● **Directions for this task**:
Transcribe every line of the records verbatim.

● **Records for this exercise**:
— Start —

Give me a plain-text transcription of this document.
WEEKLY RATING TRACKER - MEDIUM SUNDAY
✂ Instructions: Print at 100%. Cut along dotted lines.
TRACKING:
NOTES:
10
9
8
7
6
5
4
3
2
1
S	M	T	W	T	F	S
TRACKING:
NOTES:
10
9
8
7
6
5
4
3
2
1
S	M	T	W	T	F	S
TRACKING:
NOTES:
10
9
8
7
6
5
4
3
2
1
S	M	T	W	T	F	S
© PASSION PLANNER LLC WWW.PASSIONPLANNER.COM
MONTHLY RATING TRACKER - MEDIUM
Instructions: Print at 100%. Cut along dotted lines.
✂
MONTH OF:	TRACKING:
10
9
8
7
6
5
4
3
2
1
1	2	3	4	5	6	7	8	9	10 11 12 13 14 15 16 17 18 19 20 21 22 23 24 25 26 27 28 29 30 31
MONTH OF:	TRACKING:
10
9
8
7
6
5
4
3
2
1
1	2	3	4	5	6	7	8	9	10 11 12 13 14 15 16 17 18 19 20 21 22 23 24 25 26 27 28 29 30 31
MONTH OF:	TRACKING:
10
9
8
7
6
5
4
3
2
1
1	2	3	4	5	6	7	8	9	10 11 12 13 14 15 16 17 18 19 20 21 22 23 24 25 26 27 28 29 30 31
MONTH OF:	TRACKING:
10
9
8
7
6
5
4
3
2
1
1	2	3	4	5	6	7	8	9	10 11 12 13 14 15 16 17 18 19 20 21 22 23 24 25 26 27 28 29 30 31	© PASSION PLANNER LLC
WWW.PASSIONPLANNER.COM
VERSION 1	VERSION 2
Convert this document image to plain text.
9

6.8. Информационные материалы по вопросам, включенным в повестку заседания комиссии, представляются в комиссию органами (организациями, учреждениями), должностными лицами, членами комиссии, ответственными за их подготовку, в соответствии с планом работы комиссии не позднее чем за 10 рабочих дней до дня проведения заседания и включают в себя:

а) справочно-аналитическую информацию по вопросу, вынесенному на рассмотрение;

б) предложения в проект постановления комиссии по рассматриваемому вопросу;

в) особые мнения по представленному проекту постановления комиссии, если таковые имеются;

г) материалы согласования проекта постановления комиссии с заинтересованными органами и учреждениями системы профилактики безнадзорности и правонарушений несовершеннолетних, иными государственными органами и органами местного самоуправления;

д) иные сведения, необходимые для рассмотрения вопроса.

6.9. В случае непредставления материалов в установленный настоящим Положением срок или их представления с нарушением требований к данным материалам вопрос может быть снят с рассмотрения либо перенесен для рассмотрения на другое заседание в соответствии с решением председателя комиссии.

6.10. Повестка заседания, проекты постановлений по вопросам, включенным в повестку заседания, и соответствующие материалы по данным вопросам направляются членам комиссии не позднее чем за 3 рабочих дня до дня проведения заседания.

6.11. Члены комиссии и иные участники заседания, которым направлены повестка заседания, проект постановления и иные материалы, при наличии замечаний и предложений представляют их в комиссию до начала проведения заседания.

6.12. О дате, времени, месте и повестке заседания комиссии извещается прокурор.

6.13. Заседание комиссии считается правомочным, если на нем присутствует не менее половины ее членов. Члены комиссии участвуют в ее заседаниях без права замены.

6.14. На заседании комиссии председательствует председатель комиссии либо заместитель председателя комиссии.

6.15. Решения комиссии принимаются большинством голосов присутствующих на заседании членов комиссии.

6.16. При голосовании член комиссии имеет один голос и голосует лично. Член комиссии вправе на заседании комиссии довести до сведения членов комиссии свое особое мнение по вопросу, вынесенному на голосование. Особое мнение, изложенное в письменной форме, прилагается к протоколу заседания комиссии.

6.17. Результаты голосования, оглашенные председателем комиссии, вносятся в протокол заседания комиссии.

— End —

● **Solution to this exercise**:
Give me a plain-text transcription of this document.
WEEKLY RATING TRACKER - MEDIUM SUNDAY
✂ Instructions: Print at 100%. Cut along dotted lines.
TRACKING:
NOTES:
10
9
8
7
6
5
4
3
2
1
S	M	T	W	T	F	S
TRACKING:
NOTES:
10
9
8
7
6
5
4
3
2
1
S	M	T	W	T	F	S
TRACKING:
NOTES:
10
9
8
7
6
5
4
3
2
1
S	M	T	W	T	F	S
© PASSION PLANNER LLC WWW.PASSIONPLANNER.COM
MONTHLY RATING TRACKER - MEDIUM
Instructions: Print at 100%. Cut along dotted lines.
✂
MONTH OF:	TRACKING:
10
9
8
7
6
5
4
3
2
1
1	2	3	4	5	6	7	8	9	10 11 12 13 14 15 16 17 18 19 20 21 22 23 24 25 26 27 28 29 30 31
MONTH OF:	TRACKING:
10
9
8
7
6
5
4
3
2
1
1	2	3	4	5	6	7	8	9	10 11 12 13 14 15 16 17 18 19 20 21 22 23 24 25 26 27 28 29 30 31
MONTH OF:	TRACKING:
10
9
8
7
6
5
4
3
2
1
1	2	3	4	5	6	7	8	9	10 11 12 13 14 15 16 17 18 19 20 21 22 23 24 25 26 27 28 29 30 31
MONTH OF:	TRACKING:
10
9
8
7
6
5
4
3
2
1
1	2	3	4	5	6	7	8	9	10 11 12 13 14 15 16 17 18 19 20 21 22 23 24 25 26 27 28 29 30 31	© PASSION PLANNER LLC
WWW.PASSIONPLANNER.COM
VERSION 1	VERSION 2
Convert this document image to plain text.
9

6.8. Информационные материалы по вопросам, включенным в повестку заседания комиссии, представляются в комиссию органами (организациями, учреждениями), должностными лицами, членами комиссии, ответственными за их подготовку, в соответствии с планом работы комиссии не позднее чем за 10 рабочих дней до дня проведения заседания и включают в себя:

а) справочно-аналитическую информацию по вопросу, вынесенному на рассмотрение;

б) предложения в проект постановления комиссии по рассматриваемому вопросу;

в) особые мнения по представленному проекту постановления комиссии, если таковые имеются;

г) материалы согласования проекта постановления комиссии с заинтересованными органами и учреждениями системы профилактики безнадзорности и правонарушений несовершеннолетних, иными государственными органами и органами местного самоуправления;

д) иные сведения, необходимые для рассмотрения вопроса.

6.9. В случае непредставления материалов в установленный настоящим Положением срок или их представления с нарушением требований к данным материалам вопрос может быть снят с рассмотрения либо перенесен для рассмотрения на другое заседание в соответствии с решением председателя комиссии.

6.10. Повестка заседания, проекты постановлений по вопросам, включенным в повестку заседания, и соответствующие материалы по данным вопросам направляются членам комиссии не позднее чем за 3 рабочих дня до дня проведения заседания.

6.11. Члены комиссии и иные участники заседания, которым направлены повестка заседания, проект постановления и иные материалы, при наличии замечаний и предложений представляют их в комиссию до начала проведения заседания.

6.12. О дате, времени, месте и повестке заседания комиссии извещается прокурор.

6.13. Заседание комиссии считается правомочным, если на нем присутствует не менее половины ее членов. Члены комиссии участвуют в ее заседаниях без права замены.

6.14. На заседании комиссии председательствует председатель комиссии либо заместитель председателя комиссии.

6.15. Решения комиссии принимаются большинством голосов присутствующих на заседании членов комиссии.

6.16. При голосовании член комиссии имеет один голос и голосует лично. Член комиссии вправе на заседании комиссии довести до сведения членов комиссии свое особое мнение по вопросу, вынесенному на голосование. Особое мнение, изложенное в письменной форме, прилагается к протоколу заседания комиссии.

6.17. Результаты голосования, оглашенные председателем комиссии, вносятся в протокол заседания комиссии.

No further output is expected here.